Identify the lines that contain the string "true", then copy each of them.
## begin Supplied data
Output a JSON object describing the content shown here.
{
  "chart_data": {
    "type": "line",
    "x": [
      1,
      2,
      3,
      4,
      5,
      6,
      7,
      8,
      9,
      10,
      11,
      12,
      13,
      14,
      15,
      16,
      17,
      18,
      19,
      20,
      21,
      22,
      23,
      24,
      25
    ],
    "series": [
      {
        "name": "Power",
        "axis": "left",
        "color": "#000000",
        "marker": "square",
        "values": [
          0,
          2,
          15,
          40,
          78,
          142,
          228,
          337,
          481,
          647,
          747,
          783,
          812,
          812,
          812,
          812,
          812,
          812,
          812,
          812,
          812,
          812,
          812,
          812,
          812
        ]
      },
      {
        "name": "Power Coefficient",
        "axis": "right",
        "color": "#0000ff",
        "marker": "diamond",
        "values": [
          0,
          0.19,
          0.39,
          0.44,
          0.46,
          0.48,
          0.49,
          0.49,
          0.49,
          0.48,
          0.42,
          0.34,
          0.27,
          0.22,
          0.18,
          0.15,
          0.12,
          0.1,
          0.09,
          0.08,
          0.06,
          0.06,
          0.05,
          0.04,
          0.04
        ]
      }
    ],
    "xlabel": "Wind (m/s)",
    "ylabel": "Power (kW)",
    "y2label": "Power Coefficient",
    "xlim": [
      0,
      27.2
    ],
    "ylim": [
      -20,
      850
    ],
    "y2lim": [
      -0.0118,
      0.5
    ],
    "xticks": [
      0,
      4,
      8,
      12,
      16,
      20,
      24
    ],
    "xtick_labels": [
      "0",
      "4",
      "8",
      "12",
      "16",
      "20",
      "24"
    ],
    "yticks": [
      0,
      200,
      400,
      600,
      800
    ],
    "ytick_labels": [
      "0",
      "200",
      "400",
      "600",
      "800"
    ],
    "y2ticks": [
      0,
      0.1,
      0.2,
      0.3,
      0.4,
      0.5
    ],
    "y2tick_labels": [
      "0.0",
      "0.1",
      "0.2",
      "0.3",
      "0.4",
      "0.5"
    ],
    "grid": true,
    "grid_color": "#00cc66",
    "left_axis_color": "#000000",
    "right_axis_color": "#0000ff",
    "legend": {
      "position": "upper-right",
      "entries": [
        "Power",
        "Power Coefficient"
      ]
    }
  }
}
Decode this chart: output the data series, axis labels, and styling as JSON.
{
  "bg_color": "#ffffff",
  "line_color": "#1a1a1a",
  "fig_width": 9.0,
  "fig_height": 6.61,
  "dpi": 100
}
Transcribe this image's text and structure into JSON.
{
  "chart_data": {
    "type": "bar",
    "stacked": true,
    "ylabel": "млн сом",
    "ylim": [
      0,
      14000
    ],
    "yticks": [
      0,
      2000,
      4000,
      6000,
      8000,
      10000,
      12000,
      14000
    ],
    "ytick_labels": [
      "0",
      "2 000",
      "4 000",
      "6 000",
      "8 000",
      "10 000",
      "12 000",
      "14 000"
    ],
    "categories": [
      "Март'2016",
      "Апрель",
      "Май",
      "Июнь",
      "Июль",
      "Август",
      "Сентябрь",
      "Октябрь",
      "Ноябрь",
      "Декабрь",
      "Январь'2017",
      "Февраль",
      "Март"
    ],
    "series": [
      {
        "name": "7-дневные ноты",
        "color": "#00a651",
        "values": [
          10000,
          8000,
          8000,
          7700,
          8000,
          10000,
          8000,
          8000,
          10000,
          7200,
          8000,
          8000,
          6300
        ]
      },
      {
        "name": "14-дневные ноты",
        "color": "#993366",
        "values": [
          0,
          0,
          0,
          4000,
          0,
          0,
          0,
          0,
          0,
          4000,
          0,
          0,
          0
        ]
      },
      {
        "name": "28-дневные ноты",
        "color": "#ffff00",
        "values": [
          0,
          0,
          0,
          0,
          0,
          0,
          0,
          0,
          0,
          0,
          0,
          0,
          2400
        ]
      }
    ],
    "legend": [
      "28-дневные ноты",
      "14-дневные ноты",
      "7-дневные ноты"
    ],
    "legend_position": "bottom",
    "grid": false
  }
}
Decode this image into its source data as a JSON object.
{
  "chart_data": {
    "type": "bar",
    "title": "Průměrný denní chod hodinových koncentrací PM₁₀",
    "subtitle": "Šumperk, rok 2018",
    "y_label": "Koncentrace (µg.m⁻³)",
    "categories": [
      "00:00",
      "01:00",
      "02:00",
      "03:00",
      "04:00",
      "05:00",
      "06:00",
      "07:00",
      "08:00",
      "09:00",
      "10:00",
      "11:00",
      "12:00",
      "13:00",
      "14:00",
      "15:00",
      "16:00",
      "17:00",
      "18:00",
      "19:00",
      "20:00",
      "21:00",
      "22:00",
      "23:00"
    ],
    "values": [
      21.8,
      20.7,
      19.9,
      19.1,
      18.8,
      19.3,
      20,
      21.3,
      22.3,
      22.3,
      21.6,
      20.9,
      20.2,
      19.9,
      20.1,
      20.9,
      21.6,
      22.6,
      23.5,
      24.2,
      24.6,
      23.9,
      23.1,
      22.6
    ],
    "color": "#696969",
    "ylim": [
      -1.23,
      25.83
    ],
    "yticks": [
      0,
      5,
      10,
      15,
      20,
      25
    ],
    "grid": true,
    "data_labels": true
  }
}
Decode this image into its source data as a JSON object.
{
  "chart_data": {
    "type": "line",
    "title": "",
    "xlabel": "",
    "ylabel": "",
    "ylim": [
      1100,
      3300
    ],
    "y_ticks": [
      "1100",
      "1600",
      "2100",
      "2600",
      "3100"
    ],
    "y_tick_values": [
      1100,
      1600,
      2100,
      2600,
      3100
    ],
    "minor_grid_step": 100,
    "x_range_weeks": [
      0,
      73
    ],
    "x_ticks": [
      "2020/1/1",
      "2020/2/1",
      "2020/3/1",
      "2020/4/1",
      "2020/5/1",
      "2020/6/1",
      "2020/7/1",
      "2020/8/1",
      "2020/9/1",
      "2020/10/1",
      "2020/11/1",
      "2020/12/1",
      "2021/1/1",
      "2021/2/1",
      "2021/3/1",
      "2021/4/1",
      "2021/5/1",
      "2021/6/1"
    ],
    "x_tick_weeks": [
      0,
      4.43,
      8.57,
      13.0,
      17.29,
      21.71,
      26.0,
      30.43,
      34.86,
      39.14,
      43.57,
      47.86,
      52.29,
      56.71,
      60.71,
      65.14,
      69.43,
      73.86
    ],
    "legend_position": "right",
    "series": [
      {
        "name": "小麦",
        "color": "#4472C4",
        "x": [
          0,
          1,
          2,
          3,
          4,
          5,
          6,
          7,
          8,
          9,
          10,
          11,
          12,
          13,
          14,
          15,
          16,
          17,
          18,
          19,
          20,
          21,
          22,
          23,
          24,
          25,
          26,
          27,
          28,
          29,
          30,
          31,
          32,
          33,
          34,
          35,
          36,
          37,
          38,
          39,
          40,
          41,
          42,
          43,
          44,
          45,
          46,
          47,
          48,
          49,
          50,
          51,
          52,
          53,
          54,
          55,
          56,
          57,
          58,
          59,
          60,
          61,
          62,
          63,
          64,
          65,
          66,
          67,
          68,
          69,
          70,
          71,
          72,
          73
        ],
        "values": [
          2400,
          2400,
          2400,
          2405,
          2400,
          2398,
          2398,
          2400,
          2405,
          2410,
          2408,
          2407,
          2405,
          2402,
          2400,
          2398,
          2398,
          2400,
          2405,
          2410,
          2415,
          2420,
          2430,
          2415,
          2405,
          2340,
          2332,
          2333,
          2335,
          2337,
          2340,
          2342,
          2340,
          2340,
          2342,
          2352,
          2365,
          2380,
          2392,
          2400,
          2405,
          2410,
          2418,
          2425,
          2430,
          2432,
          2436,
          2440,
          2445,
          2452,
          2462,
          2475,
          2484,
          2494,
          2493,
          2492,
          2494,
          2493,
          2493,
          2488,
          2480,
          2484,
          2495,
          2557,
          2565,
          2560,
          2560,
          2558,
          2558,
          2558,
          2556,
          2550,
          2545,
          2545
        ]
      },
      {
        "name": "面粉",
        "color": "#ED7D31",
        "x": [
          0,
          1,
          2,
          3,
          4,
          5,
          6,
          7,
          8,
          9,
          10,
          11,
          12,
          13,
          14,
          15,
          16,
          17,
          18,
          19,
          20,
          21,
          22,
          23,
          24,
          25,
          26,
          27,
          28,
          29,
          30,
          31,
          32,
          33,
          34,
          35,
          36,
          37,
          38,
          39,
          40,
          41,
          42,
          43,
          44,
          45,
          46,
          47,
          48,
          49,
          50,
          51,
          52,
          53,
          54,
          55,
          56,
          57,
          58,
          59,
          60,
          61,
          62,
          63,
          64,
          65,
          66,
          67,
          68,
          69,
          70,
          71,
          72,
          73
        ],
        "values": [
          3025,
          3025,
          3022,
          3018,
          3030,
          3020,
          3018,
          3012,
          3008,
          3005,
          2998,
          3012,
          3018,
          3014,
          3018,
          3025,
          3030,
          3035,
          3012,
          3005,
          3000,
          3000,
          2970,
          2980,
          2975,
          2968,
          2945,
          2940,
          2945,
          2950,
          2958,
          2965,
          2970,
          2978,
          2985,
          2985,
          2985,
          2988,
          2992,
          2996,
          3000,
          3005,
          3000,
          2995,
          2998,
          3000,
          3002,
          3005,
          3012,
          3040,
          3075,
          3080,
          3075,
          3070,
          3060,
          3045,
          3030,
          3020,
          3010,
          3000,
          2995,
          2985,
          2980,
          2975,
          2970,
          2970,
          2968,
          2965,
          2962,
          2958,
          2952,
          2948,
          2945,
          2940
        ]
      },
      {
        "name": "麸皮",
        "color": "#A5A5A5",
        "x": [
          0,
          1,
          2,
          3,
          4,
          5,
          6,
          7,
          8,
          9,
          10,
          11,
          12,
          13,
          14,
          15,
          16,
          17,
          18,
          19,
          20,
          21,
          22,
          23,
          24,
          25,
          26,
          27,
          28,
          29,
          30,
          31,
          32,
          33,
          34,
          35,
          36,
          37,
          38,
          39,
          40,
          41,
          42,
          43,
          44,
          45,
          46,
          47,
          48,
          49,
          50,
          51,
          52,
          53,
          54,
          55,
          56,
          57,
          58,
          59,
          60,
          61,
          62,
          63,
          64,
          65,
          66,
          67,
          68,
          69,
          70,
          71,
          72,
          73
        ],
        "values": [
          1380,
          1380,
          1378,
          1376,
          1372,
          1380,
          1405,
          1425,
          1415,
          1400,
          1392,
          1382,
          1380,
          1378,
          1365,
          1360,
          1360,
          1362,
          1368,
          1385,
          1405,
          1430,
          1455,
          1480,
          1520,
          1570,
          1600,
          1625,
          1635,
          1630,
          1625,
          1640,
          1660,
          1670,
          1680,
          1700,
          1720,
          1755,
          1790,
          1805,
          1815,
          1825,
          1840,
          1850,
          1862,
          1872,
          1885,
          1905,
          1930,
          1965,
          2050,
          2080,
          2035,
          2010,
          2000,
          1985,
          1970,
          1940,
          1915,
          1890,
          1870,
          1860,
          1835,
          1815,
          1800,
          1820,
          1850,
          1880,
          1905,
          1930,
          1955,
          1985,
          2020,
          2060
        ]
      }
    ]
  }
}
## end Supplied data
### Output
    "grid": true,
    "stacked": true,
    "grid": true,
    "data_labels": true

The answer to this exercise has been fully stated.